What the task requires:
Work through the data below and give the number of lines holding "этой", nothing more.

— begin Data —

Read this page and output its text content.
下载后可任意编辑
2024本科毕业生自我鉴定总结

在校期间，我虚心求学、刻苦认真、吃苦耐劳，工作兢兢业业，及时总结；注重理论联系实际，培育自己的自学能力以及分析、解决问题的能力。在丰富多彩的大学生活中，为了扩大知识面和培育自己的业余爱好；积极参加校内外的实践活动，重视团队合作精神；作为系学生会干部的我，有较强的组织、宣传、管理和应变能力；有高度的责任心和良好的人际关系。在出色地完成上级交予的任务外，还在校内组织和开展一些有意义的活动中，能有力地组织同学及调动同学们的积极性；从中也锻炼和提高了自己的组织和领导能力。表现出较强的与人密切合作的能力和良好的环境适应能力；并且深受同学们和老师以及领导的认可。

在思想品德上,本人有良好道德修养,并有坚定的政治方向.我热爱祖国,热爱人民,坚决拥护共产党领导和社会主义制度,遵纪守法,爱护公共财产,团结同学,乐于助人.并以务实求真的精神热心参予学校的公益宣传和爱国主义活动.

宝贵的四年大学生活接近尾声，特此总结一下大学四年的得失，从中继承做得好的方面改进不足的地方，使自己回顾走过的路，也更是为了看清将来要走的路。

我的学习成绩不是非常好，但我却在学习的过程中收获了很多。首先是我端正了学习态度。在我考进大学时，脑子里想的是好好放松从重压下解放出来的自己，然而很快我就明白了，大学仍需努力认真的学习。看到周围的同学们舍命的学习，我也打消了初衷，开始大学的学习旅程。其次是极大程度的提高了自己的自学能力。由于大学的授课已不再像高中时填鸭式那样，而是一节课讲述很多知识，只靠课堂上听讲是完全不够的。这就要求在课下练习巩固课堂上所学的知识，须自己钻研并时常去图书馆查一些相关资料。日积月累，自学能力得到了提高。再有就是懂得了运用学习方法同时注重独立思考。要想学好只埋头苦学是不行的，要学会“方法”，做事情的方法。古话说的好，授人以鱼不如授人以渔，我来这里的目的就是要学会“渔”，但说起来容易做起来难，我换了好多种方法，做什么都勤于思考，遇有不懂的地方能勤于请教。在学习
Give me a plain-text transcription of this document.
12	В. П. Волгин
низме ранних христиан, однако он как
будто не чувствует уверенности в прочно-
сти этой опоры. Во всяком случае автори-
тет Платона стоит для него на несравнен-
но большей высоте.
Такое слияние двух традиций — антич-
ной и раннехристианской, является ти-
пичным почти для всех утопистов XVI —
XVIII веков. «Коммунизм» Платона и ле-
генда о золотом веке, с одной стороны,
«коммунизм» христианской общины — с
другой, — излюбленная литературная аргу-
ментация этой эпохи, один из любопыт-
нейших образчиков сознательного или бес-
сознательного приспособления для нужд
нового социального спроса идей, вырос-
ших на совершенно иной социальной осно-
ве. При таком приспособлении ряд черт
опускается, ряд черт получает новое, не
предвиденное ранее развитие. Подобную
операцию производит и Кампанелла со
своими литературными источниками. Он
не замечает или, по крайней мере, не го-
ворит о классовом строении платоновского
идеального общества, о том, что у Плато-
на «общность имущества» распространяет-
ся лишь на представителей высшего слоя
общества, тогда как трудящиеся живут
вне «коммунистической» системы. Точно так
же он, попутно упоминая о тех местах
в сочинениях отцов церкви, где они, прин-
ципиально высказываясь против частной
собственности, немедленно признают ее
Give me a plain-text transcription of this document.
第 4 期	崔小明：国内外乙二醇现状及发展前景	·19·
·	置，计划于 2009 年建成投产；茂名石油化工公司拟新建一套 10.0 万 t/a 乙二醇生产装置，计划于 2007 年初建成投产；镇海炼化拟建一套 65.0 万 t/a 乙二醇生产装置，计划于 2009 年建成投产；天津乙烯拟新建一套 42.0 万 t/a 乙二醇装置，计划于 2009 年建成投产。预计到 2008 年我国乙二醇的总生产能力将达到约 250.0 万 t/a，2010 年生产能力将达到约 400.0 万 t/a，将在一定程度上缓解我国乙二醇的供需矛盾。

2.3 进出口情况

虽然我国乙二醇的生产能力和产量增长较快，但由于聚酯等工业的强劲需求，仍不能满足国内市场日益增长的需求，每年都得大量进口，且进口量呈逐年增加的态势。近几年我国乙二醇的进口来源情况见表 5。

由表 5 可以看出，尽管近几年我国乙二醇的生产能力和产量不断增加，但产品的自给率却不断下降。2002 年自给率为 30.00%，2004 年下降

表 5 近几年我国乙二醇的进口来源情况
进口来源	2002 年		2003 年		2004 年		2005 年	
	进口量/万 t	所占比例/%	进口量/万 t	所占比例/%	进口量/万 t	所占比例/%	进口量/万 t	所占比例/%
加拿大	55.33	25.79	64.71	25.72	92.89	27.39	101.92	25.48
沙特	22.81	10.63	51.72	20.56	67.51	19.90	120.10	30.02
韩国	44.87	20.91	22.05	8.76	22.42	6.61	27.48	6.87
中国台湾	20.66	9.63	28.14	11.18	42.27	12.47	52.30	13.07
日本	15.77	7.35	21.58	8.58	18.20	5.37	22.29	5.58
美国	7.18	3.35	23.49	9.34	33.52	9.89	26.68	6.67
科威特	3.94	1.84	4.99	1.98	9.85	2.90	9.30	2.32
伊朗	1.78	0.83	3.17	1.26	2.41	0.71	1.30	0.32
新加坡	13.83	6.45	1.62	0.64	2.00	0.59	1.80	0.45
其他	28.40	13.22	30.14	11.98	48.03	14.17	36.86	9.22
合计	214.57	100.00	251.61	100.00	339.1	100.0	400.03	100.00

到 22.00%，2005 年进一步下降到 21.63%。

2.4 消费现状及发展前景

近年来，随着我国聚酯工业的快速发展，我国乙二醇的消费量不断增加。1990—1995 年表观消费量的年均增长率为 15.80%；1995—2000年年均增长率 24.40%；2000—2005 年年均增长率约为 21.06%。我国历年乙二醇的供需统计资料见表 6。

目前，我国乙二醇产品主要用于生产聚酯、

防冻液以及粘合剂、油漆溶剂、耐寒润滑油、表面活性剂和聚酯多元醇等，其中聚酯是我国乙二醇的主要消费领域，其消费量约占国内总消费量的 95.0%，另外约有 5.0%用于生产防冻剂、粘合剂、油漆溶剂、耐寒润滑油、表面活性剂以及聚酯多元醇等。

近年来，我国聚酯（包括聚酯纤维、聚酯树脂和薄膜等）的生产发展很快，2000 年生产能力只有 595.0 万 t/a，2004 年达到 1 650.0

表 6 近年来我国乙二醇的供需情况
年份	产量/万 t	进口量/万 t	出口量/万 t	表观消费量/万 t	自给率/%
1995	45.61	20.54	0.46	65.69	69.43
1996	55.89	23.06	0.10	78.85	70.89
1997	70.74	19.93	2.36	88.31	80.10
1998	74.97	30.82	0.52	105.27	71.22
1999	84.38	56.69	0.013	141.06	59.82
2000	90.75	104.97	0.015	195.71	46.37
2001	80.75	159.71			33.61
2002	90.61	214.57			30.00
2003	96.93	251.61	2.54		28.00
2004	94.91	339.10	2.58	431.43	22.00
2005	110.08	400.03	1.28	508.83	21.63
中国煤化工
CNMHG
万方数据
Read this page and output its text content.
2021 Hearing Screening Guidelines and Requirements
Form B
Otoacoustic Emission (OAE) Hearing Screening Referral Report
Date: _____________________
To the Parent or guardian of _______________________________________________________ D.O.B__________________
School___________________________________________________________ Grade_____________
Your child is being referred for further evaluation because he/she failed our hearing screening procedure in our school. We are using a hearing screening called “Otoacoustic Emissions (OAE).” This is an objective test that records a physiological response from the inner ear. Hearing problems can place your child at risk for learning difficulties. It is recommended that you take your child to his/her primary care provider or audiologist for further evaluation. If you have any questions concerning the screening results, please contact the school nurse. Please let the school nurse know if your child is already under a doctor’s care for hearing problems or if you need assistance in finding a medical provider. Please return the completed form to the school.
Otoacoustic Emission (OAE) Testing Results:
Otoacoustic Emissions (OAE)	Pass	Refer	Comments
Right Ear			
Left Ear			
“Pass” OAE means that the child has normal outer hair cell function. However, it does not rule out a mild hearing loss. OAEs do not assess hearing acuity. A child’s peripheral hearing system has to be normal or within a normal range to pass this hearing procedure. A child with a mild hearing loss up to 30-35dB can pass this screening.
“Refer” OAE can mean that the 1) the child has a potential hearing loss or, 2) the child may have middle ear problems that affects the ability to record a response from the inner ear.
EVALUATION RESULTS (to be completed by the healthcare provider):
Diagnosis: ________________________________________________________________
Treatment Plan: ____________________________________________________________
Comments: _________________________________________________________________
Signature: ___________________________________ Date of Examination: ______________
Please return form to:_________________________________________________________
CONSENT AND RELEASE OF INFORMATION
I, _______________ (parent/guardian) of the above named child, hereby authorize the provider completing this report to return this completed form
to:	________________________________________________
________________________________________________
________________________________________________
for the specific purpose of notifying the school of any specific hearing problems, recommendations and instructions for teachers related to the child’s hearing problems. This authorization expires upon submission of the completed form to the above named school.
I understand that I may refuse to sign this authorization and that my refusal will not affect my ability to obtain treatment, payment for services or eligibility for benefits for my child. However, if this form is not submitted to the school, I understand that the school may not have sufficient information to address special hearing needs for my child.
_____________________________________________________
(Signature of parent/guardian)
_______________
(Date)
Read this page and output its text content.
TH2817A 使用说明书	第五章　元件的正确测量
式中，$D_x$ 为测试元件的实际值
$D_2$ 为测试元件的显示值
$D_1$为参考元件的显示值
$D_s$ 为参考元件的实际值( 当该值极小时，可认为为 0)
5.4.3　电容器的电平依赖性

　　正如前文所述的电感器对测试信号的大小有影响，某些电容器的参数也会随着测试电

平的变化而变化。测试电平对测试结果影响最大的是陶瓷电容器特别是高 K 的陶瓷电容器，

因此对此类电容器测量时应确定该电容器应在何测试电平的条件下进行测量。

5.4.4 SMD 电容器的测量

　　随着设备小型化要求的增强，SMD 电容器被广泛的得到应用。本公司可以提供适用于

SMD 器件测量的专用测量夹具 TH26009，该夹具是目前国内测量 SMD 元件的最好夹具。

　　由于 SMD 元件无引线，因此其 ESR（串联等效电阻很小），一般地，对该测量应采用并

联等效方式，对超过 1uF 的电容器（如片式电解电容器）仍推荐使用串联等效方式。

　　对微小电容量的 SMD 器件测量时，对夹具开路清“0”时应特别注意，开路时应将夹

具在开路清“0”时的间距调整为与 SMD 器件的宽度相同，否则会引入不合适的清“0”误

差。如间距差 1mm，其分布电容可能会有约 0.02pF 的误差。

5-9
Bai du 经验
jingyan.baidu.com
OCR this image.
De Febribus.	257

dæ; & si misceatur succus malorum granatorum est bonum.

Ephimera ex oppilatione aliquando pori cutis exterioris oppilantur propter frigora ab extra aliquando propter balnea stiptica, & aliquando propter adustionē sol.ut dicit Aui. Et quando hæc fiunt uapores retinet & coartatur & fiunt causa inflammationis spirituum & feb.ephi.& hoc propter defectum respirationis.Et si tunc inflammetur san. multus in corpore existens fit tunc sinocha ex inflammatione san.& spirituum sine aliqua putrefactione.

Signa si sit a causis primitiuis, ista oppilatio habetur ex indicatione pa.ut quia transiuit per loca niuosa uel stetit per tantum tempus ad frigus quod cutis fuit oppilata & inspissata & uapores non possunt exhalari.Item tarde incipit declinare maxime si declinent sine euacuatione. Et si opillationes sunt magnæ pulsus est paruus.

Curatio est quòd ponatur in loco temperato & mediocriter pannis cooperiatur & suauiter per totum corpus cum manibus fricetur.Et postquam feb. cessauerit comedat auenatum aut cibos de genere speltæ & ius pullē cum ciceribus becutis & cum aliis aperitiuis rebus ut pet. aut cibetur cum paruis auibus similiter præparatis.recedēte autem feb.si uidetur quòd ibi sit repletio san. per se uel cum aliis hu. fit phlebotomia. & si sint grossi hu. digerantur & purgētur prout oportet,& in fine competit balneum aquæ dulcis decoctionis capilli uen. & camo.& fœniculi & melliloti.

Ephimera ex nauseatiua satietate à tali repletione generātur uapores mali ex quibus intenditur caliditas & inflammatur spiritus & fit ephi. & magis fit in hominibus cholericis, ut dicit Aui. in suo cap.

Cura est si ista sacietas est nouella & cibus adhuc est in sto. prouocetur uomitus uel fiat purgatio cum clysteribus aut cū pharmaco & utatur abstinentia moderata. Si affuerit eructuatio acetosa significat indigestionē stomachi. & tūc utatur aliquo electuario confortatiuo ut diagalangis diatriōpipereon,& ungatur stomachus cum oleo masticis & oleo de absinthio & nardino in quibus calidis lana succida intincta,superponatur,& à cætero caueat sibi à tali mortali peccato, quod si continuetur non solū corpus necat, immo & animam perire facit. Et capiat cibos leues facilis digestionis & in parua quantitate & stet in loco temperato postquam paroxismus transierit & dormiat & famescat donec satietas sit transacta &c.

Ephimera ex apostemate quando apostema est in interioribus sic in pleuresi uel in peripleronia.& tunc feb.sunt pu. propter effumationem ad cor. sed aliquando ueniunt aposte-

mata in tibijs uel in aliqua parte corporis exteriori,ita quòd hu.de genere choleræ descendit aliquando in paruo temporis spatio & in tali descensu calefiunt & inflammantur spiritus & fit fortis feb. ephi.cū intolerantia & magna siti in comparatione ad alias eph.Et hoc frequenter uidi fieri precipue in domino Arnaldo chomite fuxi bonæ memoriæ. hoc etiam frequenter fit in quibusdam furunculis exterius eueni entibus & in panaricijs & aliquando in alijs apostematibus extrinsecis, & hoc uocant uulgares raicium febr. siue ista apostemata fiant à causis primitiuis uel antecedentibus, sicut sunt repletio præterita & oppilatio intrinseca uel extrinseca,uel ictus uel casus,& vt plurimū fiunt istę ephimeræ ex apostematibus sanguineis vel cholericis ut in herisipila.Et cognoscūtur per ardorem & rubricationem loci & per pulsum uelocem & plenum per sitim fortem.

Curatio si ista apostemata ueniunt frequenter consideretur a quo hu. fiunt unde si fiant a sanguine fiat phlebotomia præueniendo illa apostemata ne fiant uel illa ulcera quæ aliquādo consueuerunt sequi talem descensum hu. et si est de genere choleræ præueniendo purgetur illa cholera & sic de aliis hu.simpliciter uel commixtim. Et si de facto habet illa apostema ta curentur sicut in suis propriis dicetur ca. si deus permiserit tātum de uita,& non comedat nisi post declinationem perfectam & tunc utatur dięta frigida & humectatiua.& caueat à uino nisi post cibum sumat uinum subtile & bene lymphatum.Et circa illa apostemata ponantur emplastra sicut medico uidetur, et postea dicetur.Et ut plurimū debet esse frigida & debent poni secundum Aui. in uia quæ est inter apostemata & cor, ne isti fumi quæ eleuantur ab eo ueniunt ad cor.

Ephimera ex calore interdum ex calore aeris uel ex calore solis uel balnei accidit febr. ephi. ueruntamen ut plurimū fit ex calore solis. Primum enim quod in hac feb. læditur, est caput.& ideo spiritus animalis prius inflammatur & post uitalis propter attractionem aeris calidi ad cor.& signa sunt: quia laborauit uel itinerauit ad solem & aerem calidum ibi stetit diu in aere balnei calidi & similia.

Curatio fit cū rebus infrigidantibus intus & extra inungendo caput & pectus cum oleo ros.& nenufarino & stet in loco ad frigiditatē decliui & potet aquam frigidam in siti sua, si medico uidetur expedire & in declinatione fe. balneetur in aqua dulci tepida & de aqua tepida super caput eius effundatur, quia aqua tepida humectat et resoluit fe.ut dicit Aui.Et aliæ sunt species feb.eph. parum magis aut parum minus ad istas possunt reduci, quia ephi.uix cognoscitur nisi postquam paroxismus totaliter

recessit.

— end Data —

Exercise output:
2